# SET TASK
Pick out all lines in the listing holding the string "giác" and copy them.

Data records
***

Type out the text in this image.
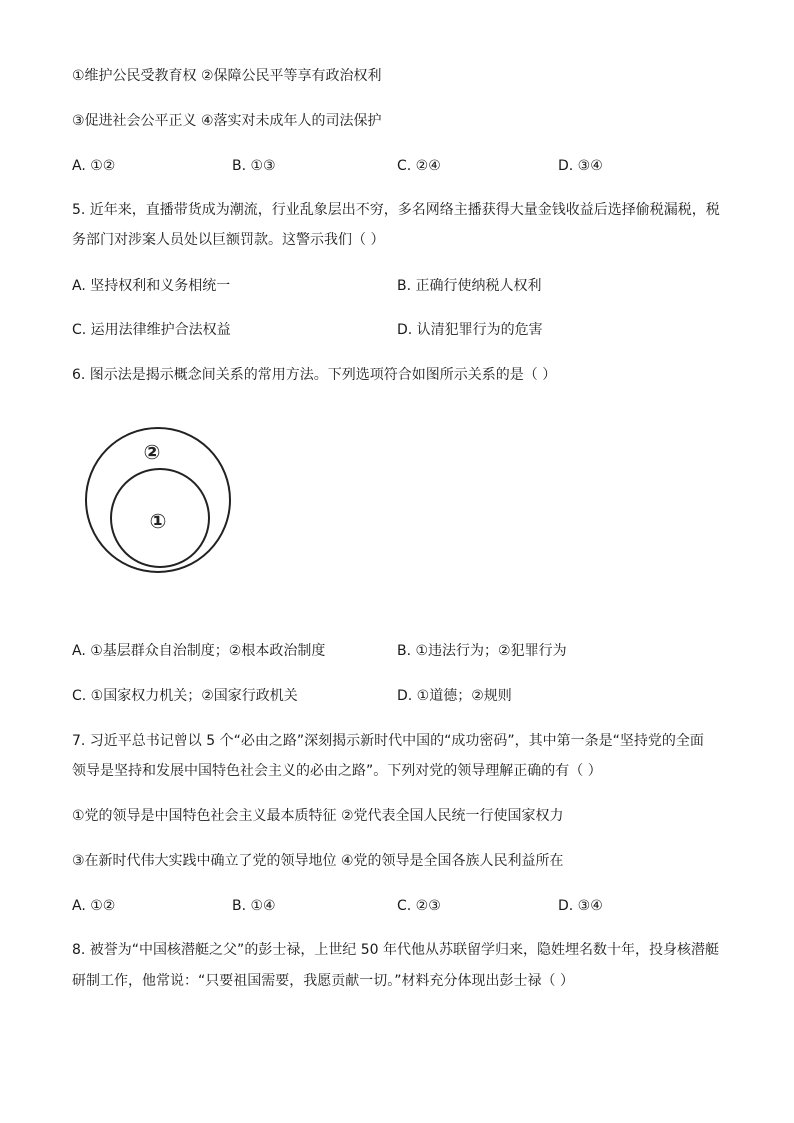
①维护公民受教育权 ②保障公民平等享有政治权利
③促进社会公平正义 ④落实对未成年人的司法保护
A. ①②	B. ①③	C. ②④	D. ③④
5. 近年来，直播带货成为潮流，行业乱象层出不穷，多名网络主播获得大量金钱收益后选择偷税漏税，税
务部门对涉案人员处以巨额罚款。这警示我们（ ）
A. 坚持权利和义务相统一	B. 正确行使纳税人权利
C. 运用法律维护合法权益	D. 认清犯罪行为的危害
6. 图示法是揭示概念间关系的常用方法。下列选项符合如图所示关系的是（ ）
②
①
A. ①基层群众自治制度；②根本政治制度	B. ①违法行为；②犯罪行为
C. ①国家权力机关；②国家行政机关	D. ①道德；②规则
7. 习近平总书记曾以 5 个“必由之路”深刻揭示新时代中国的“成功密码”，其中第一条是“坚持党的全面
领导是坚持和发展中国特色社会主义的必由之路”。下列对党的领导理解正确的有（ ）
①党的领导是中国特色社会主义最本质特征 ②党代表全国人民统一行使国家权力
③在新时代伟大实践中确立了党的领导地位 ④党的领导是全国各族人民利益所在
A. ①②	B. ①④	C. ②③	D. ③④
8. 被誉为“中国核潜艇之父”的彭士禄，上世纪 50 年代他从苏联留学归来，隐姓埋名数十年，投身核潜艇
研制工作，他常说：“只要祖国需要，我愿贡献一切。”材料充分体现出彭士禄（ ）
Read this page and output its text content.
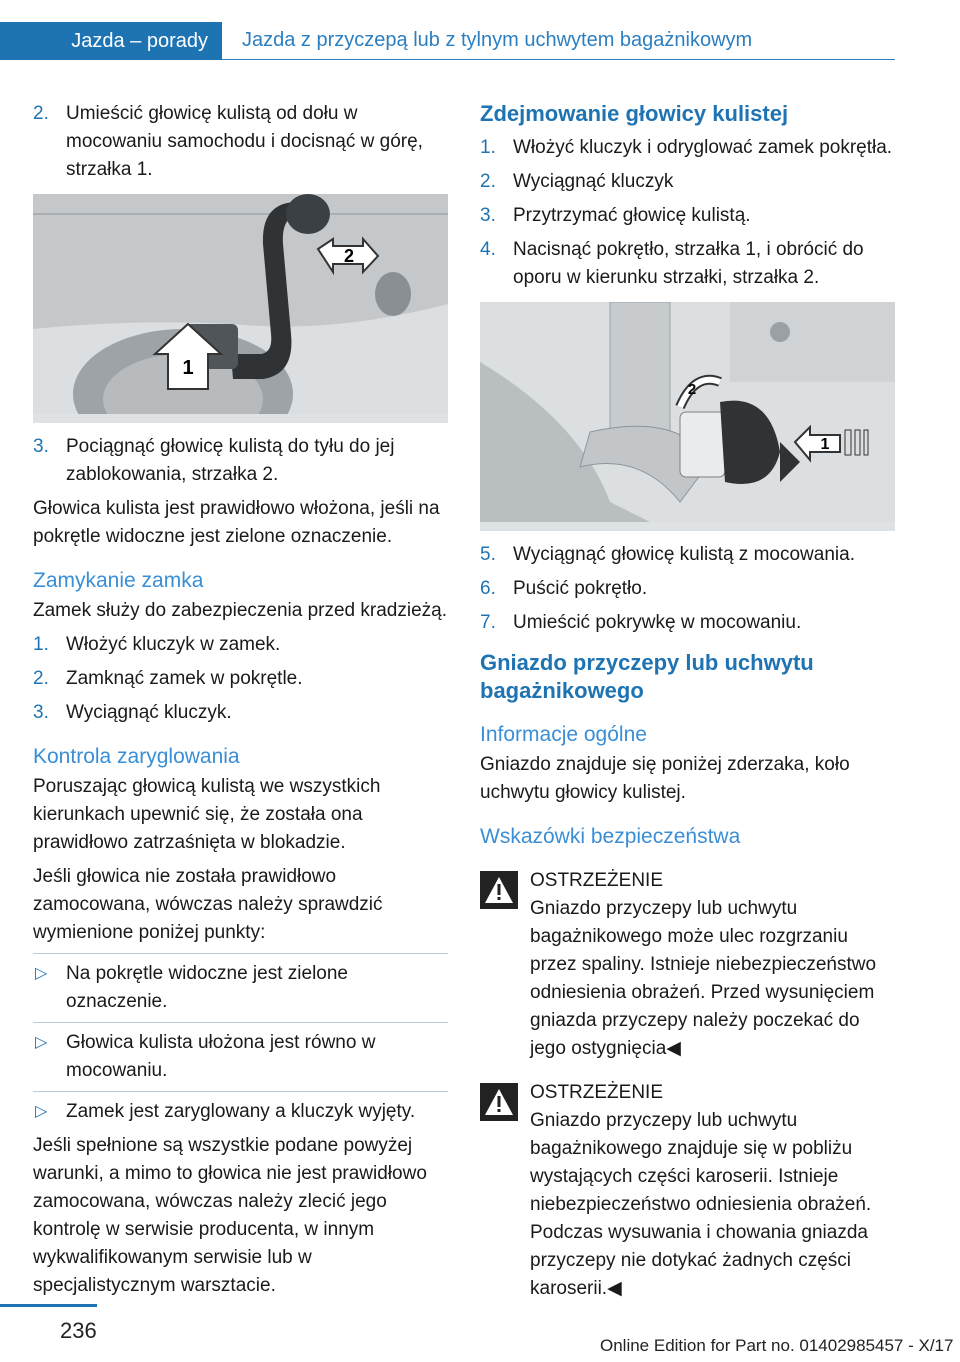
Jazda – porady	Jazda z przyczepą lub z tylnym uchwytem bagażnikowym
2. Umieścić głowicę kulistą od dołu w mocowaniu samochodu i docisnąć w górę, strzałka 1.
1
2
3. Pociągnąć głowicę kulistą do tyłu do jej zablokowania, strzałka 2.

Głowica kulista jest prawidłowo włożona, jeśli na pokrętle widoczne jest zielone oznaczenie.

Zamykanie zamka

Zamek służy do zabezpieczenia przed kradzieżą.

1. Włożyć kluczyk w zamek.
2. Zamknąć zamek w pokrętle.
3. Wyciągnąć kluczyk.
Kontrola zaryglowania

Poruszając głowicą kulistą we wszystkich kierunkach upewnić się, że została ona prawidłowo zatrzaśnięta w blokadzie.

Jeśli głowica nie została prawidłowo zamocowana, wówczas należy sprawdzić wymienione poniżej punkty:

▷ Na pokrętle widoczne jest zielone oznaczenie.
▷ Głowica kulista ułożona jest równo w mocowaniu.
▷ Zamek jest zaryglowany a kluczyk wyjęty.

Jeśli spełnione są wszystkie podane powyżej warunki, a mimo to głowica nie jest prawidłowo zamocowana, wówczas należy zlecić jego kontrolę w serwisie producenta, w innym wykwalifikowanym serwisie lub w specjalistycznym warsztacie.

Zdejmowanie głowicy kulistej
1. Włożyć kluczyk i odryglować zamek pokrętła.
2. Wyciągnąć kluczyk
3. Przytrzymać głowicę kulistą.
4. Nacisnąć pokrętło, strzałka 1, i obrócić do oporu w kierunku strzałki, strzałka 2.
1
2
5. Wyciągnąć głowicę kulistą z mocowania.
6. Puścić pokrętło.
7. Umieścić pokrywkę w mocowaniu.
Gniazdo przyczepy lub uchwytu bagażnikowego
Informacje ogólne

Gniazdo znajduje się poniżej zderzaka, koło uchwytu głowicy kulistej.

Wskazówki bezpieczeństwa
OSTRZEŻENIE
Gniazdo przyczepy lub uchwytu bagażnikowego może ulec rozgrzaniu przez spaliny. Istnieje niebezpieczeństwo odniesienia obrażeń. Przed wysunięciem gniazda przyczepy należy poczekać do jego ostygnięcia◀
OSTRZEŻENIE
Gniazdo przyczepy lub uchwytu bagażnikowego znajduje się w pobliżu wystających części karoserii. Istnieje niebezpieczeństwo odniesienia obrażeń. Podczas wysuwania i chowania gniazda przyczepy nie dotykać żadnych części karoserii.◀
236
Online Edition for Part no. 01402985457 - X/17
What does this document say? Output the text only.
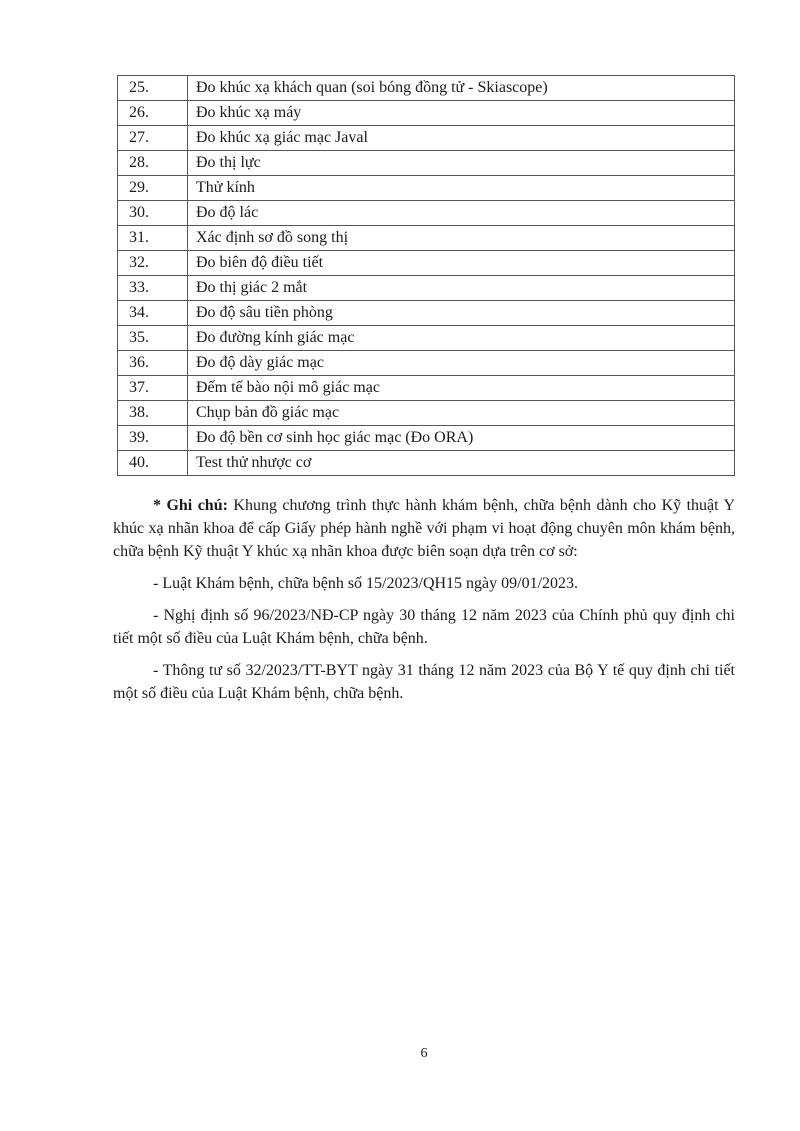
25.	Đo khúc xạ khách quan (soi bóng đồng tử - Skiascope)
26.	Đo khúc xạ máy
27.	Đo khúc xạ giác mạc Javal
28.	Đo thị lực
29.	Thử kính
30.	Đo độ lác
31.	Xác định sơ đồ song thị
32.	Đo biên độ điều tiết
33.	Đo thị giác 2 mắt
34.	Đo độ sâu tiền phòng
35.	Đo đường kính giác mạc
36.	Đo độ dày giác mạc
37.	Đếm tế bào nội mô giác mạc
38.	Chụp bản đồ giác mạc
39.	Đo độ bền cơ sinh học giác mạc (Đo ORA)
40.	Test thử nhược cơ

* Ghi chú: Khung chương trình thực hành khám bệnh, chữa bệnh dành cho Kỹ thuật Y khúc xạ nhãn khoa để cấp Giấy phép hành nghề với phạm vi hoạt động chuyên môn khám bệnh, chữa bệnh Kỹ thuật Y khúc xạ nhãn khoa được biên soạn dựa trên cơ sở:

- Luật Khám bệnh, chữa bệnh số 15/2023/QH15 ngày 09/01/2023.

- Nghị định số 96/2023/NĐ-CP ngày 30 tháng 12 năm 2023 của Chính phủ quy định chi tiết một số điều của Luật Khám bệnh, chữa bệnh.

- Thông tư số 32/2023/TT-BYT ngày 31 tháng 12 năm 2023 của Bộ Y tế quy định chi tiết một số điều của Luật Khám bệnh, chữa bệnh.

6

***

# WRITTEN SOLUTION
27.	Đo khúc xạ giác mạc Javal
33.	Đo thị giác 2 mắt
35.	Đo đường kính giác mạc
36.	Đo độ dày giác mạc
37.	Đếm tế bào nội mô giác mạc
38.	Chụp bản đồ giác mạc
39.	Đo độ bền cơ sinh học giác mạc (Đo ORA)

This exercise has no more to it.